### Given records
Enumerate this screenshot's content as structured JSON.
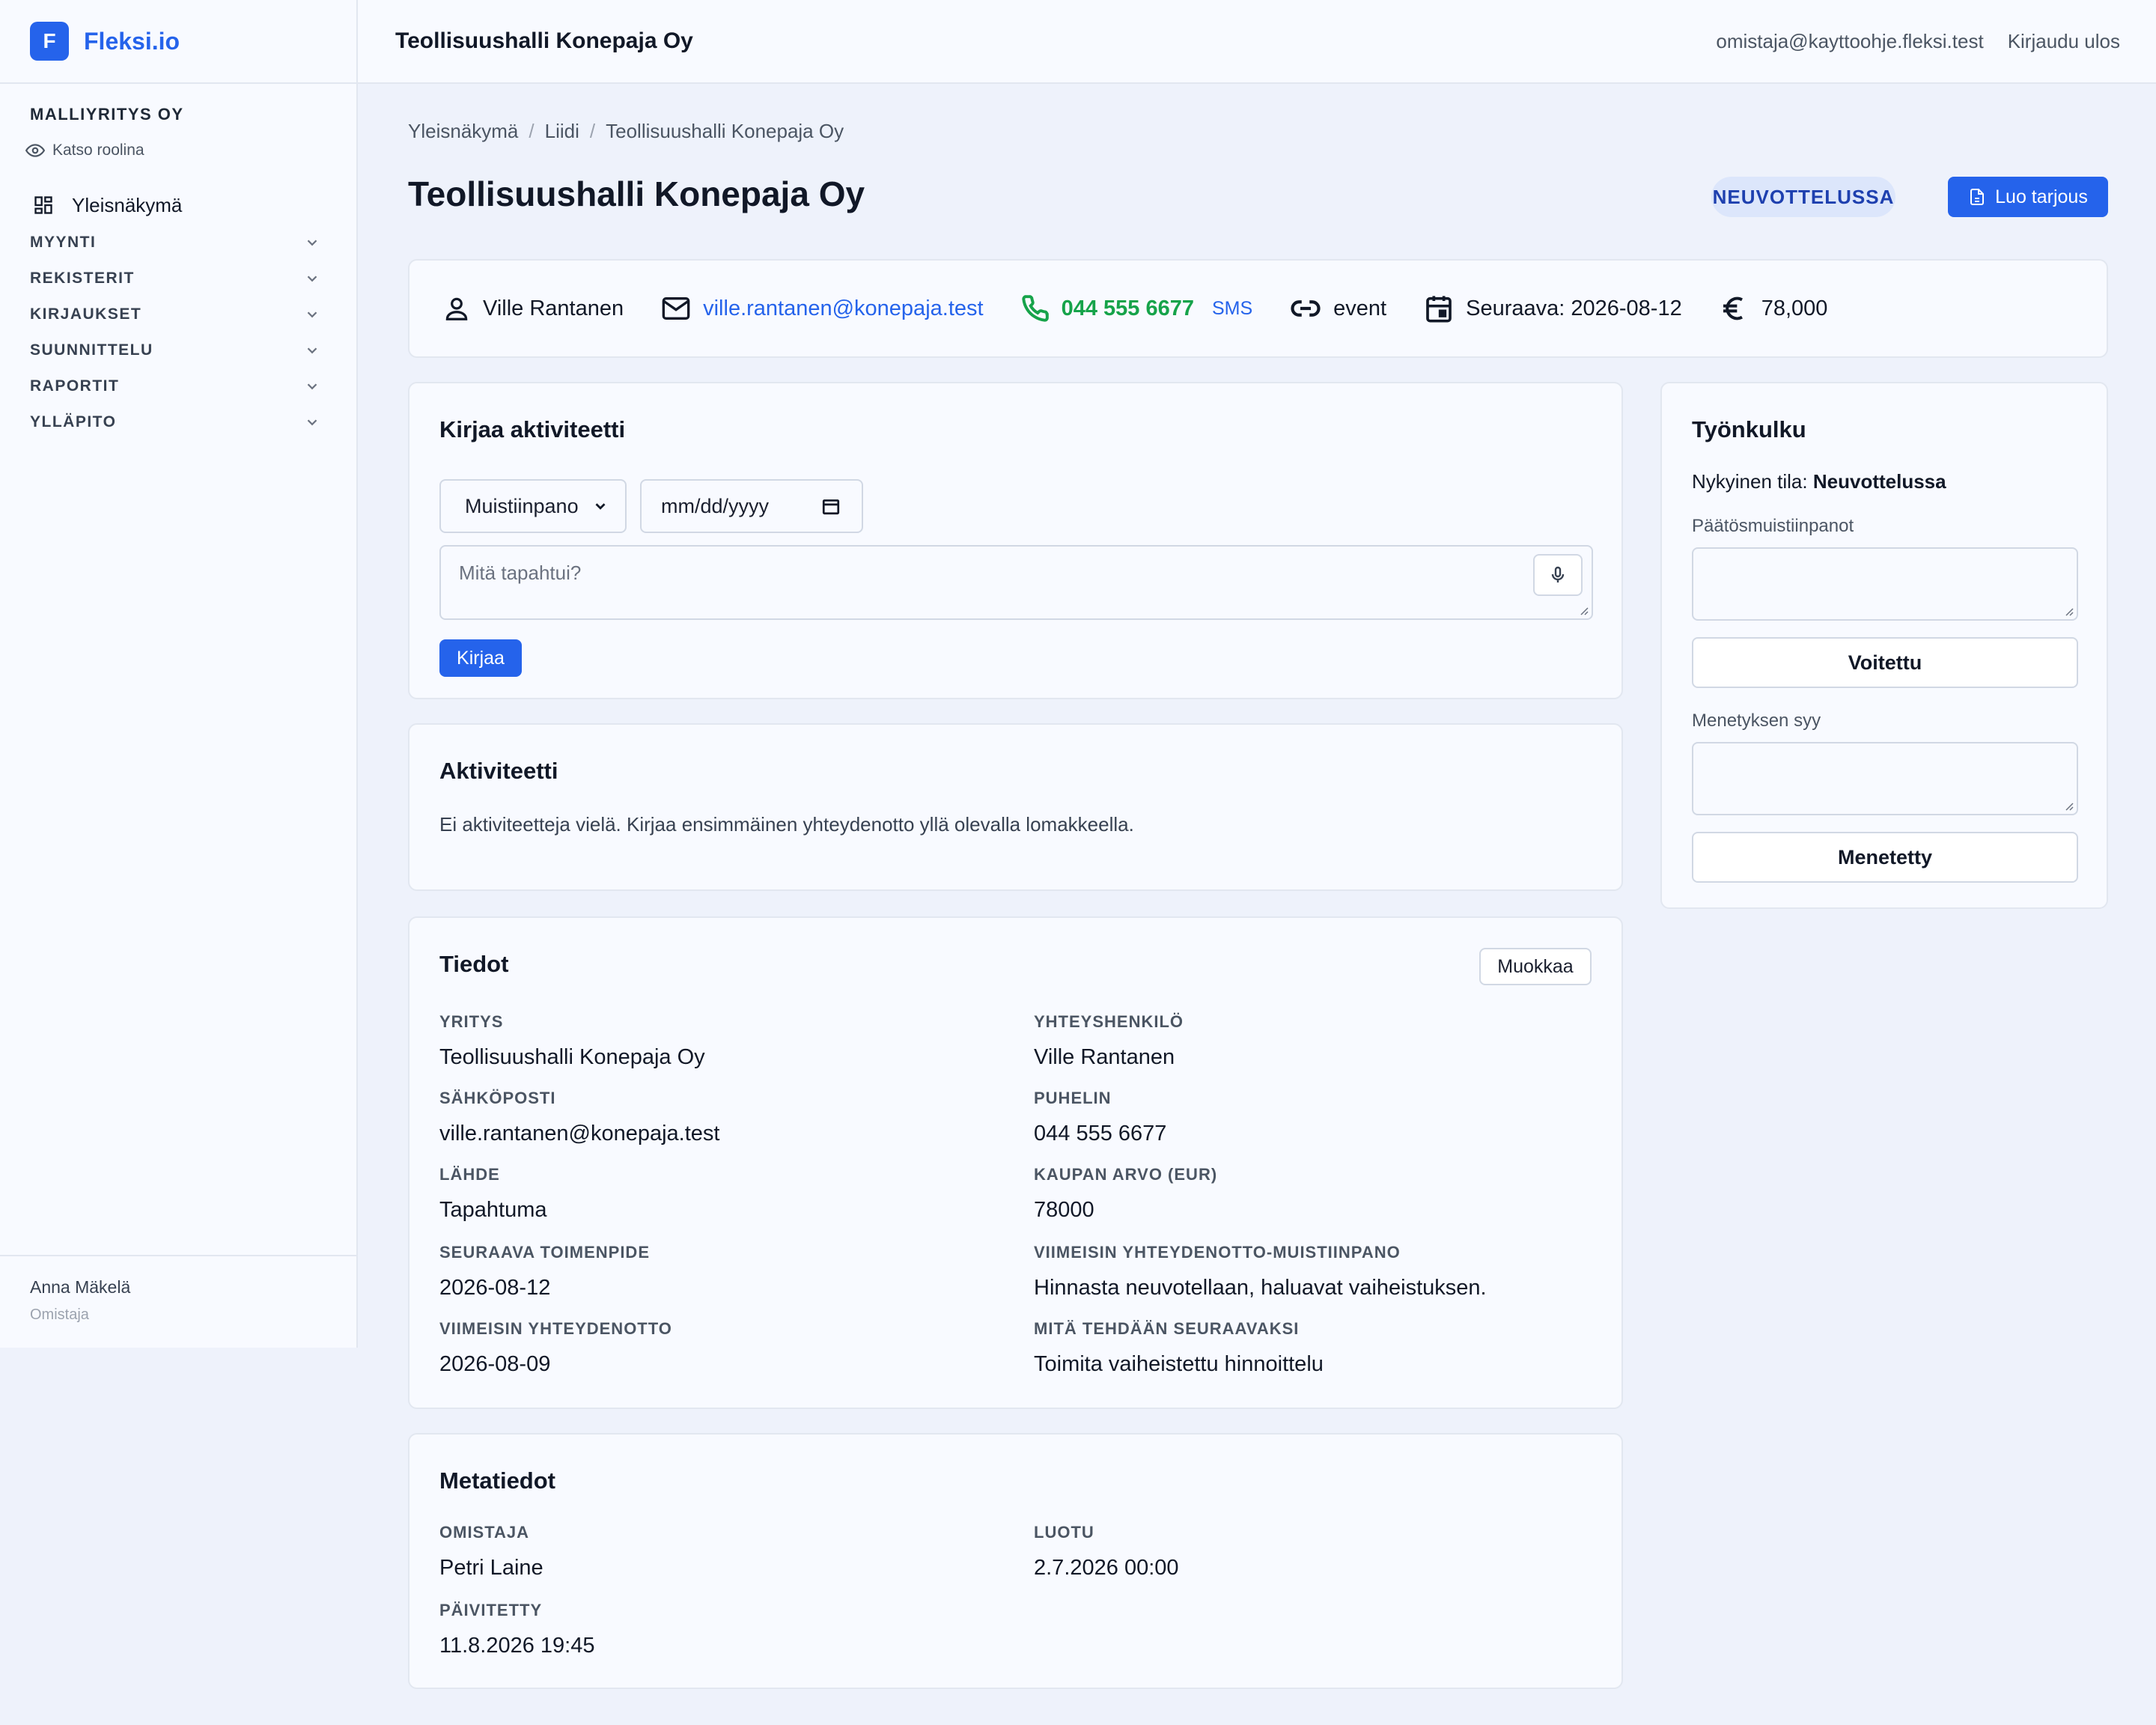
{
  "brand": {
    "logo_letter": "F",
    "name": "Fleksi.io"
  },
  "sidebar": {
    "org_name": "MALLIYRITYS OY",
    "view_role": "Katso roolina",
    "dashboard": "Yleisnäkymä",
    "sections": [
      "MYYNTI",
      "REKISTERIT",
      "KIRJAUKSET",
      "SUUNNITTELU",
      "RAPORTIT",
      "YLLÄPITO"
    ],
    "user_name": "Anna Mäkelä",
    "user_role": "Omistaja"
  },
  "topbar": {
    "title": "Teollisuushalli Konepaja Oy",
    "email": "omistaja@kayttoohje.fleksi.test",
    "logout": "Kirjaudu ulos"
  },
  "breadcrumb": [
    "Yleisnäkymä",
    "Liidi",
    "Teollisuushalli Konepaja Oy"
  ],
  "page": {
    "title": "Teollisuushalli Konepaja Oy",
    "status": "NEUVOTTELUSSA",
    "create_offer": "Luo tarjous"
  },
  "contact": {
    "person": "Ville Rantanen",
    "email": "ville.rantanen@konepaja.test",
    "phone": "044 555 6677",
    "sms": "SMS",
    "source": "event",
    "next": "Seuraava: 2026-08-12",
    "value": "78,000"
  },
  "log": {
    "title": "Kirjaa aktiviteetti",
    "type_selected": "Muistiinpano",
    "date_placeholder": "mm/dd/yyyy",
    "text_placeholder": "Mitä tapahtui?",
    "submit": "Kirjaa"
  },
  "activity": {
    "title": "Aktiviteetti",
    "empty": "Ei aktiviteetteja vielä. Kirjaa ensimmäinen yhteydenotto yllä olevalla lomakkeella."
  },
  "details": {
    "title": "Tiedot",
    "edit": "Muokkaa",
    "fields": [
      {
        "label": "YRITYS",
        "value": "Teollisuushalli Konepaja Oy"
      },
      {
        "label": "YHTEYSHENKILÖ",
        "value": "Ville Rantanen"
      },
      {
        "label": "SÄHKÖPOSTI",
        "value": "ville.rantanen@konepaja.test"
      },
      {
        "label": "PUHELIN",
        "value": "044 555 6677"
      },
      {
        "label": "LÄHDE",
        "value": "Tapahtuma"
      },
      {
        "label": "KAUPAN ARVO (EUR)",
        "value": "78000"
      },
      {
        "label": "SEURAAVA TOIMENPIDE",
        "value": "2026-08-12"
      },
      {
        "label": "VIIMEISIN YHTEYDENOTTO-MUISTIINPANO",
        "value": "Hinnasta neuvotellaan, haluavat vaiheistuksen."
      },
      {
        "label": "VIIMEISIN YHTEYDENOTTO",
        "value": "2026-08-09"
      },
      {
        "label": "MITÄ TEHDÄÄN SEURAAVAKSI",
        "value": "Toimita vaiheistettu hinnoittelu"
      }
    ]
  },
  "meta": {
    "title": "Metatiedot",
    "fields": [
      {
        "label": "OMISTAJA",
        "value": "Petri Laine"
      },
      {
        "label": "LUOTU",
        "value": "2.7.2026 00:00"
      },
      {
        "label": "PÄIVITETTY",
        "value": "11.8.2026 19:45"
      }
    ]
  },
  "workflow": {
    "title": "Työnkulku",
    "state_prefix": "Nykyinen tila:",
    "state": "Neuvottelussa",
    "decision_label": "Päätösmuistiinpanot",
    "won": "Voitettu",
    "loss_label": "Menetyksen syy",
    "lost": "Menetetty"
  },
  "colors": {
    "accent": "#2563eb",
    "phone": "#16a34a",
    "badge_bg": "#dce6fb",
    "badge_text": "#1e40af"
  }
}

--

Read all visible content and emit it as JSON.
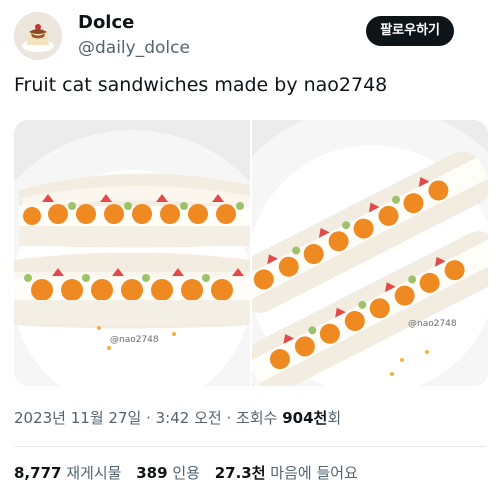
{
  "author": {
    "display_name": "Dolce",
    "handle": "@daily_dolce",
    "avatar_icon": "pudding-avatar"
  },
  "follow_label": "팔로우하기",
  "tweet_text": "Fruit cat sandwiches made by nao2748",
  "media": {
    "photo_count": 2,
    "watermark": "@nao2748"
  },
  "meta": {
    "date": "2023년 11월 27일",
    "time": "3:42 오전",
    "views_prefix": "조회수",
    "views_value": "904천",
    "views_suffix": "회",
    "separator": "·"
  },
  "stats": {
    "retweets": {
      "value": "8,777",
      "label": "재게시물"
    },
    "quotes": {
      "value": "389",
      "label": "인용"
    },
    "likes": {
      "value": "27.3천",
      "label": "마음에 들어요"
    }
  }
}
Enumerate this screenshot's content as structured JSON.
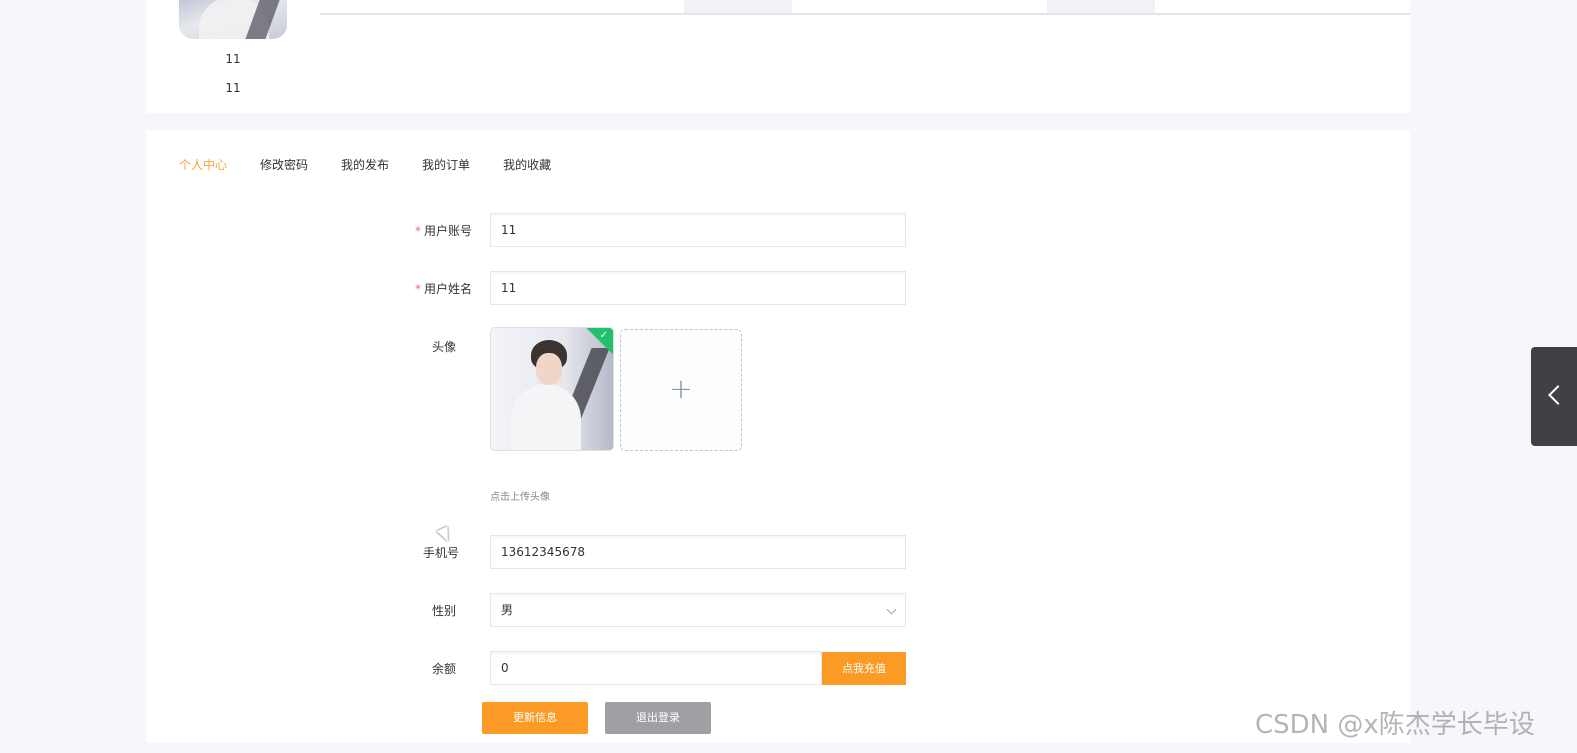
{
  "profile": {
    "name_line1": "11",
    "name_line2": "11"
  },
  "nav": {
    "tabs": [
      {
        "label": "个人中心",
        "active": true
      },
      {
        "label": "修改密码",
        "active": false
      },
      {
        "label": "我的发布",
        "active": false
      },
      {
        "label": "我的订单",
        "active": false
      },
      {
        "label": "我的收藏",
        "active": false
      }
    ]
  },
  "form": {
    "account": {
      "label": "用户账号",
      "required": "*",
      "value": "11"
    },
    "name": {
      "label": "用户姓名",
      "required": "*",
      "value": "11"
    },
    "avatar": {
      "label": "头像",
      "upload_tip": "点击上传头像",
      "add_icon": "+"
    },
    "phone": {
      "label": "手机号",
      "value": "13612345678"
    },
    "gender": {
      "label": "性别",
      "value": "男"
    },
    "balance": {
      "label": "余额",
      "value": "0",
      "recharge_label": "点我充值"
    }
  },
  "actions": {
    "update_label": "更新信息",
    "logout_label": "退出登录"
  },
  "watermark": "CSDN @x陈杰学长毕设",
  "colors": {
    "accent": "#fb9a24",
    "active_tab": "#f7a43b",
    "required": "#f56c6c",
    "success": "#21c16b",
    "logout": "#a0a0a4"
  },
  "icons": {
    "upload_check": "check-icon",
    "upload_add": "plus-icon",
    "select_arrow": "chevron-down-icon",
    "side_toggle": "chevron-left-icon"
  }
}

### Exercise goal
Copy each line of the listing that contains the string "Kirjaa".

### Written answer
    "title": "Kirjaa aktiviteetti",
    "submit": "Kirjaa"
    "empty": "Ei aktiviteetteja vielä. Kirjaa ensimmäinen yhteydenotto yllä olevalla lomakkeella."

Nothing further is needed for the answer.